Problem to solve:
The listing below should be printed exactly, every line of it. Skip the pictures.

[Data items]
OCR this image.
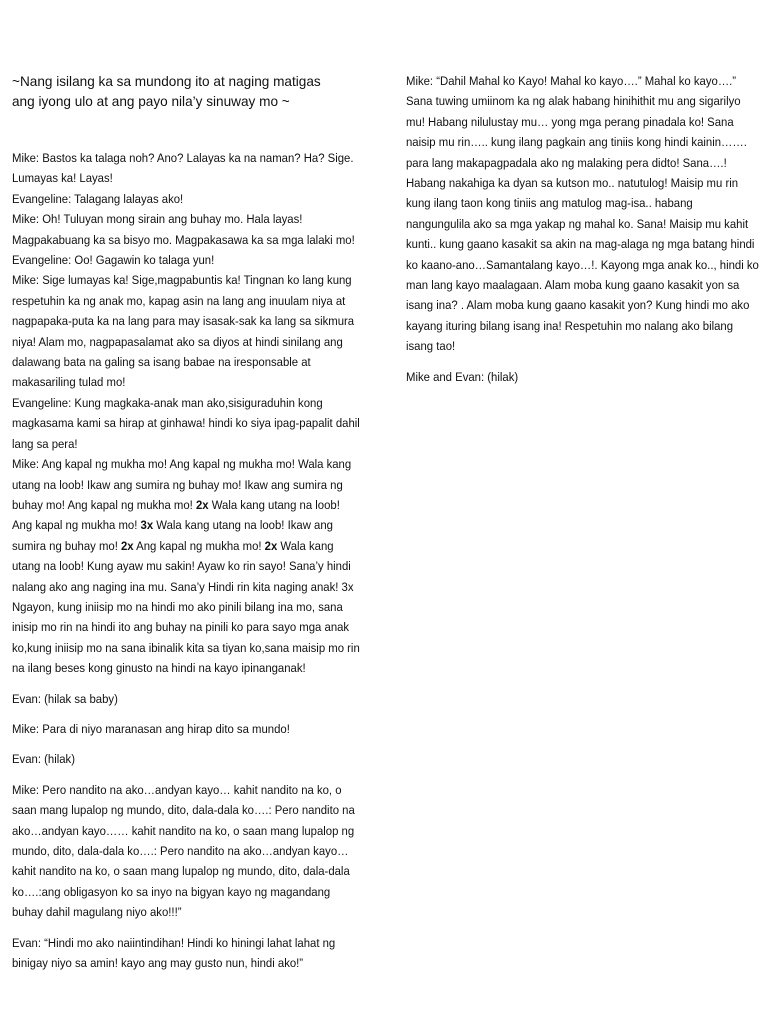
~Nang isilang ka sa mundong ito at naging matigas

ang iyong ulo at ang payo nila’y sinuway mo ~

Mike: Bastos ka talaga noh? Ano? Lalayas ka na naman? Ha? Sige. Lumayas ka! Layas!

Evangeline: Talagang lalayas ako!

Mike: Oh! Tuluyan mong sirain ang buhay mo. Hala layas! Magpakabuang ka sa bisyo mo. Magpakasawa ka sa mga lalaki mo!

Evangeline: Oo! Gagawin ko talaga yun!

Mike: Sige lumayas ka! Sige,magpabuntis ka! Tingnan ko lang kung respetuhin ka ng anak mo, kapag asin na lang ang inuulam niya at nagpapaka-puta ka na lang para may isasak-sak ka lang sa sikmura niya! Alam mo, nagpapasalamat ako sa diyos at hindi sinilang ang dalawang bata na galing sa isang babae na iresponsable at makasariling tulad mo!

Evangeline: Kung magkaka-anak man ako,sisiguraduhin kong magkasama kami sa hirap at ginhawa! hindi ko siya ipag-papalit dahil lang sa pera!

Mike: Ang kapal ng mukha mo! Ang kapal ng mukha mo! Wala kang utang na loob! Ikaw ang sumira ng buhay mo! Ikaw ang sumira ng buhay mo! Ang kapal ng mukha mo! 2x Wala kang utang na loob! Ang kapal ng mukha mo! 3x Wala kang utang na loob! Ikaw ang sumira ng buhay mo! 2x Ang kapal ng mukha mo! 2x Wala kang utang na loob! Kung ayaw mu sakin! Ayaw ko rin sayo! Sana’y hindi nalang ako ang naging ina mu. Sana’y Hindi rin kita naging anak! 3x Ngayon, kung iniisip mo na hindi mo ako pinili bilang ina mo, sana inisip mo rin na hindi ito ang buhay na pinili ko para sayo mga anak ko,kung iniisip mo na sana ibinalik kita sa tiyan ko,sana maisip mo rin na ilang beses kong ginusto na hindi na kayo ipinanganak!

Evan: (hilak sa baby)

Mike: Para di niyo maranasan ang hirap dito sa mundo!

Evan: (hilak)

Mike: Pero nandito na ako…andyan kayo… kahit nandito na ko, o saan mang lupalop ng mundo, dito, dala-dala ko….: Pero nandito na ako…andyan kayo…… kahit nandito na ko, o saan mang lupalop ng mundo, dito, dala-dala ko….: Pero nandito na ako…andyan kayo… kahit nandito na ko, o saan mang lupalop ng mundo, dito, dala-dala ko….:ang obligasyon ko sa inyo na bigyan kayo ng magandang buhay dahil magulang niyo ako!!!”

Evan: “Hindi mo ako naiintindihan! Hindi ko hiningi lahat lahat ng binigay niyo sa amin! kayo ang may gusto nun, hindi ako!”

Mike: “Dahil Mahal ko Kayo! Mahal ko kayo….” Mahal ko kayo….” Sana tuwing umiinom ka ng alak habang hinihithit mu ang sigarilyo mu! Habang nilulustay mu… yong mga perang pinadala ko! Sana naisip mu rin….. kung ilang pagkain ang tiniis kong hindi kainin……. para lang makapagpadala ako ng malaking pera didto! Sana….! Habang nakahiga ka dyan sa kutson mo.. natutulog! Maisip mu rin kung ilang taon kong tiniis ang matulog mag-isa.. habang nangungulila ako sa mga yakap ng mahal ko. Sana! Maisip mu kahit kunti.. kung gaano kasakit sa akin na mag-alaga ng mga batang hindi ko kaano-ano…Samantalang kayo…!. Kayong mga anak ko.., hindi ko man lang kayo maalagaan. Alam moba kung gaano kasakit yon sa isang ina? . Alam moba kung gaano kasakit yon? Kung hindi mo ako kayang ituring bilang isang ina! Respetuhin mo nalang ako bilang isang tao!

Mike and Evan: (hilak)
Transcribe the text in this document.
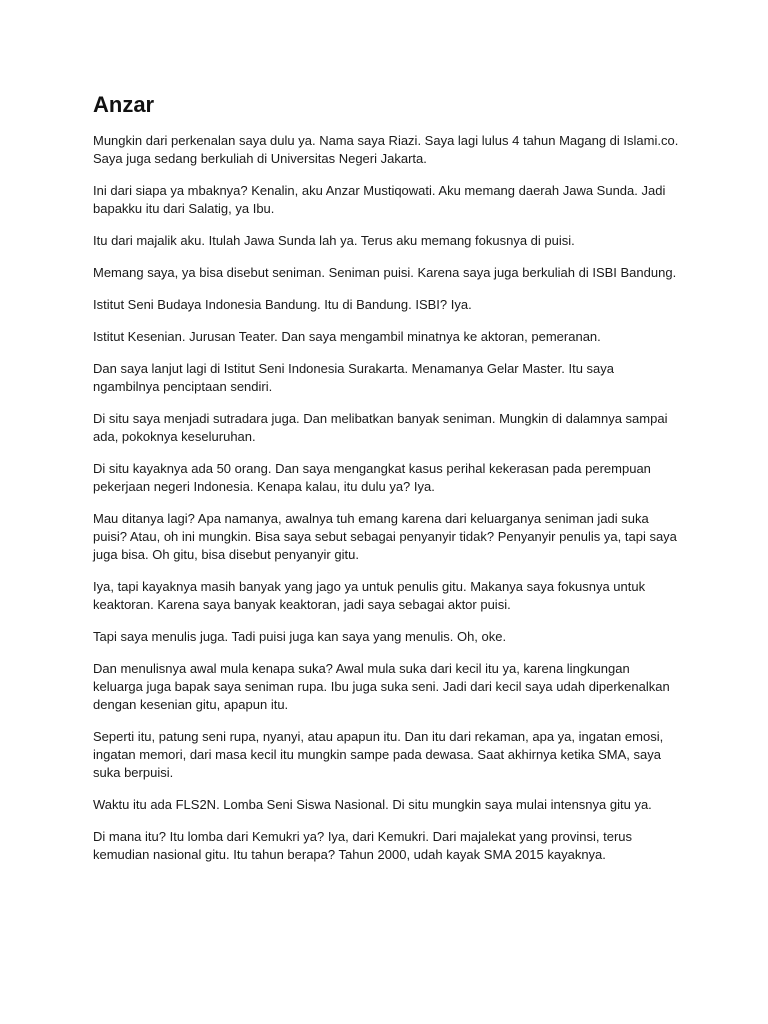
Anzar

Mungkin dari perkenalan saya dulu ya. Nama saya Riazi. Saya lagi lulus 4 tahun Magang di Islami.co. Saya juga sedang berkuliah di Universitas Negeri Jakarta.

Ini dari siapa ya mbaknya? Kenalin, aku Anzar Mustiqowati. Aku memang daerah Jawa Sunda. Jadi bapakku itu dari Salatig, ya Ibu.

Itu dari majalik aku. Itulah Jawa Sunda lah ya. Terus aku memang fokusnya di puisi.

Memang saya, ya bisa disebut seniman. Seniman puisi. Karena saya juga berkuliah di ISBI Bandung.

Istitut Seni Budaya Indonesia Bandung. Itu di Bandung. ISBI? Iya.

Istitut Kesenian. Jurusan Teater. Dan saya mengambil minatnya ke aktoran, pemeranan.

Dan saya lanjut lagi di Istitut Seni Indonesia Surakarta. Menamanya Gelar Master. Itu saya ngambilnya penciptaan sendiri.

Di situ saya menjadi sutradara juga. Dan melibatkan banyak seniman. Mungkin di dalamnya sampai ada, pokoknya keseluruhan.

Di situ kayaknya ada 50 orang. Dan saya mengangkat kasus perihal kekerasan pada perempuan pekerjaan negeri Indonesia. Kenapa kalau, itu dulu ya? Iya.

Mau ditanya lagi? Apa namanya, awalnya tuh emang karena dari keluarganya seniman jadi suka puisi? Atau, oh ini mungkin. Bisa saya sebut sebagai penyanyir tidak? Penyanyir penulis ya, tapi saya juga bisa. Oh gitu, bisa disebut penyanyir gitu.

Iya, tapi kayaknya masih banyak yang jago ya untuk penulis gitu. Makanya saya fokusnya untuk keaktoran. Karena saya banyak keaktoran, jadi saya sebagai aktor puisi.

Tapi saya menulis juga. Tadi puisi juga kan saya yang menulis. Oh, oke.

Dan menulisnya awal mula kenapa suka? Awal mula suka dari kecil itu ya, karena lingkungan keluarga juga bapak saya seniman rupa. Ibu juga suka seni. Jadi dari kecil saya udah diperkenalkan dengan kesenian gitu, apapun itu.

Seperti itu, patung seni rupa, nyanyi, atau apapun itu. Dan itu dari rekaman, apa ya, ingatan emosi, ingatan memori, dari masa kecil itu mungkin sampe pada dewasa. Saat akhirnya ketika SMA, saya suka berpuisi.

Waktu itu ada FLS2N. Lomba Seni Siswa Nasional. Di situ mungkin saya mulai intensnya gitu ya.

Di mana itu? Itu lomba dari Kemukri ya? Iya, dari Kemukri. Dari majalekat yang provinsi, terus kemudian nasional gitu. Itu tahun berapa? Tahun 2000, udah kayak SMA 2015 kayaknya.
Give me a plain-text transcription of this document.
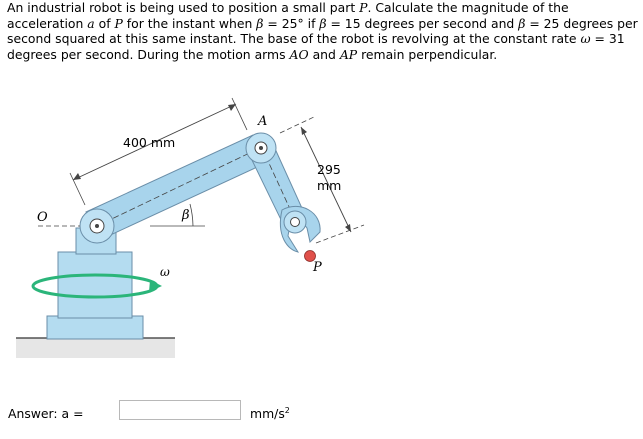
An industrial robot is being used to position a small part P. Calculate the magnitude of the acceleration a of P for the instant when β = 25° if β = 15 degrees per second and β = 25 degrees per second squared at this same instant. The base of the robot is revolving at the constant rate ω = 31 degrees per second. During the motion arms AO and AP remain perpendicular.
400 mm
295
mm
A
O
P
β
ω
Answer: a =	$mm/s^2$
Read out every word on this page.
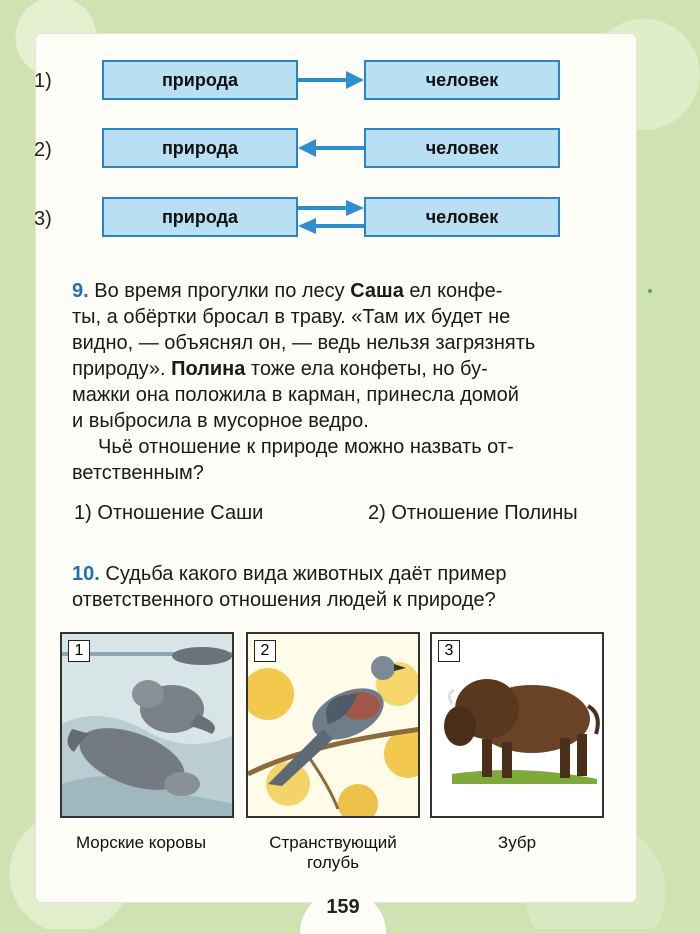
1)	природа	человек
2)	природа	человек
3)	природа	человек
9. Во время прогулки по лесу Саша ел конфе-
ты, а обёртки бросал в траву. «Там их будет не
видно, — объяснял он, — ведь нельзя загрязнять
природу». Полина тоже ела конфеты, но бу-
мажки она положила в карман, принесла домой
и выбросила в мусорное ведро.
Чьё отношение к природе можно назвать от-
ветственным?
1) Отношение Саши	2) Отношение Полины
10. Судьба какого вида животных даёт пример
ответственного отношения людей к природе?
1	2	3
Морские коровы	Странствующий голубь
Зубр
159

Task result:
OCR this image.
~Nang isilang ka sa mundong ito at naging matigas

ang iyong ulo at ang payo nila’y sinuway mo ~

Mike: Bastos ka talaga noh? Ano? Lalayas ka na naman? Ha? Sige. Lumayas ka! Layas!

Evangeline: Talagang lalayas ako!

Mike: Oh! Tuluyan mong sirain ang buhay mo. Hala layas! Magpakabuang ka sa bisyo mo. Magpakasawa ka sa mga lalaki mo!

Evangeline: Oo! Gagawin ko talaga yun!

Mike: Sige lumayas ka! Sige,magpabuntis ka! Tingnan ko lang kung respetuhin ka ng anak mo, kapag asin na lang ang inuulam niya at nagpapaka-puta ka na lang para may isasak-sak ka lang sa sikmura niya! Alam mo, nagpapasalamat ako sa diyos at hindi sinilang ang dalawang bata na galing sa isang babae na iresponsable at makasariling tulad mo!

Evangeline: Kung magkaka-anak man ako,sisiguraduhin kong magkasama kami sa hirap at ginhawa! hindi ko siya ipag-papalit dahil lang sa pera!

Mike: Ang kapal ng mukha mo! Ang kapal ng mukha mo! Wala kang utang na loob! Ikaw ang sumira ng buhay mo! Ikaw ang sumira ng buhay mo! Ang kapal ng mukha mo! 2x Wala kang utang na loob! Ang kapal ng mukha mo! 3x Wala kang utang na loob! Ikaw ang sumira ng buhay mo! 2x Ang kapal ng mukha mo! 2x Wala kang utang na loob! Kung ayaw mu sakin! Ayaw ko rin sayo! Sana’y hindi nalang ako ang naging ina mu. Sana’y Hindi rin kita naging anak! 3x Ngayon, kung iniisip mo na hindi mo ako pinili bilang ina mo, sana inisip mo rin na hindi ito ang buhay na pinili ko para sayo mga anak ko,kung iniisip mo na sana ibinalik kita sa tiyan ko,sana maisip mo rin na ilang beses kong ginusto na hindi na kayo ipinanganak!

Evan: (hilak sa baby)

Mike: Para di niyo maranasan ang hirap dito sa mundo!

Evan: (hilak)

Mike: Pero nandito na ako…andyan kayo… kahit nandito na ko, o saan mang lupalop ng mundo, dito, dala-dala ko….: Pero nandito na ako…andyan kayo…… kahit nandito na ko, o saan mang lupalop ng mundo, dito, dala-dala ko….: Pero nandito na ako…andyan kayo… kahit nandito na ko, o saan mang lupalop ng mundo, dito, dala-dala ko….:ang obligasyon ko sa inyo na bigyan kayo ng magandang buhay dahil magulang niyo ako!!!”

Evan: “Hindi mo ako naiintindihan! Hindi ko hiningi lahat lahat ng binigay niyo sa amin! kayo ang may gusto nun, hindi ako!”

Mike: “Dahil Mahal ko Kayo! Mahal ko kayo….” Mahal ko kayo….” Sana tuwing umiinom ka ng alak habang hinihithit mu ang sigarilyo mu! Habang nilulustay mu… yong mga perang pinadala ko! Sana naisip mu rin….. kung ilang pagkain ang tiniis kong hindi kainin……. para lang makapagpadala ako ng malaking pera didto! Sana….! Habang nakahiga ka dyan sa kutson mo.. natutulog! Maisip mu rin kung ilang taon kong tiniis ang matulog mag-isa.. habang nangungulila ako sa mga yakap ng mahal ko. Sana! Maisip mu kahit kunti.. kung gaano kasakit sa akin na mag-alaga ng mga batang hindi ko kaano-ano…Samantalang kayo…!. Kayong mga anak ko.., hindi ko man lang kayo maalagaan. Alam moba kung gaano kasakit yon sa isang ina? . Alam moba kung gaano kasakit yon? Kung hindi mo ako kayang ituring bilang isang ina! Respetuhin mo nalang ako bilang isang tao!

Mike and Evan: (hilak)
Transcribe the text in this document.
Anzar

Mungkin dari perkenalan saya dulu ya. Nama saya Riazi. Saya lagi lulus 4 tahun Magang di Islami.co. Saya juga sedang berkuliah di Universitas Negeri Jakarta.

Ini dari siapa ya mbaknya? Kenalin, aku Anzar Mustiqowati. Aku memang daerah Jawa Sunda. Jadi bapakku itu dari Salatig, ya Ibu.

Itu dari majalik aku. Itulah Jawa Sunda lah ya. Terus aku memang fokusnya di puisi.

Memang saya, ya bisa disebut seniman. Seniman puisi. Karena saya juga berkuliah di ISBI Bandung.

Istitut Seni Budaya Indonesia Bandung. Itu di Bandung. ISBI? Iya.

Istitut Kesenian. Jurusan Teater. Dan saya mengambil minatnya ke aktoran, pemeranan.

Dan saya lanjut lagi di Istitut Seni Indonesia Surakarta. Menamanya Gelar Master. Itu saya ngambilnya penciptaan sendiri.

Di situ saya menjadi sutradara juga. Dan melibatkan banyak seniman. Mungkin di dalamnya sampai ada, pokoknya keseluruhan.

Di situ kayaknya ada 50 orang. Dan saya mengangkat kasus perihal kekerasan pada perempuan pekerjaan negeri Indonesia. Kenapa kalau, itu dulu ya? Iya.

Mau ditanya lagi? Apa namanya, awalnya tuh emang karena dari keluarganya seniman jadi suka puisi? Atau, oh ini mungkin. Bisa saya sebut sebagai penyanyir tidak? Penyanyir penulis ya, tapi saya juga bisa. Oh gitu, bisa disebut penyanyir gitu.

Iya, tapi kayaknya masih banyak yang jago ya untuk penulis gitu. Makanya saya fokusnya untuk keaktoran. Karena saya banyak keaktoran, jadi saya sebagai aktor puisi.

Tapi saya menulis juga. Tadi puisi juga kan saya yang menulis. Oh, oke.

Dan menulisnya awal mula kenapa suka? Awal mula suka dari kecil itu ya, karena lingkungan keluarga juga bapak saya seniman rupa. Ibu juga suka seni. Jadi dari kecil saya udah diperkenalkan dengan kesenian gitu, apapun itu.

Seperti itu, patung seni rupa, nyanyi, atau apapun itu. Dan itu dari rekaman, apa ya, ingatan emosi, ingatan memori, dari masa kecil itu mungkin sampe pada dewasa. Saat akhirnya ketika SMA, saya suka berpuisi.

Waktu itu ada FLS2N. Lomba Seni Siswa Nasional. Di situ mungkin saya mulai intensnya gitu ya.

Di mana itu? Itu lomba dari Kemukri ya? Iya, dari Kemukri. Dari majalekat yang provinsi, terus kemudian nasional gitu. Itu tahun berapa? Tahun 2000, udah kayak SMA 2015 kayaknya.
Give me a plain-text transcription of this document.
An industrial robot is being used to position a small part P. Calculate the magnitude of the acceleration a of P for the instant when β = 25° if β = 15 degrees per second and β = 25 degrees per second squared at this same instant. The base of the robot is revolving at the constant rate ω = 31 degrees per second. During the motion arms AO and AP remain perpendicular.
400 mm
295
mm
A
O
P
β
ω
Answer: a =	$mm/s^2$
Read out every word on this page.
1)	природа	человек
2)	природа	человек
3)	природа	человек
9. Во время прогулки по лесу Саша ел конфе-
ты, а обёртки бросал в траву. «Там их будет не
видно, — объяснял он, — ведь нельзя загрязнять
природу». Полина тоже ела конфеты, но бу-
мажки она положила в карман, принесла домой
и выбросила в мусорное ведро.
Чьё отношение к природе можно назвать от-
ветственным?
1) Отношение Саши	2) Отношение Полины
10. Судьба какого вида животных даёт пример
ответственного отношения людей к природе?
1	2	3
Морские коровы	Странствующий голубь
Зубр
159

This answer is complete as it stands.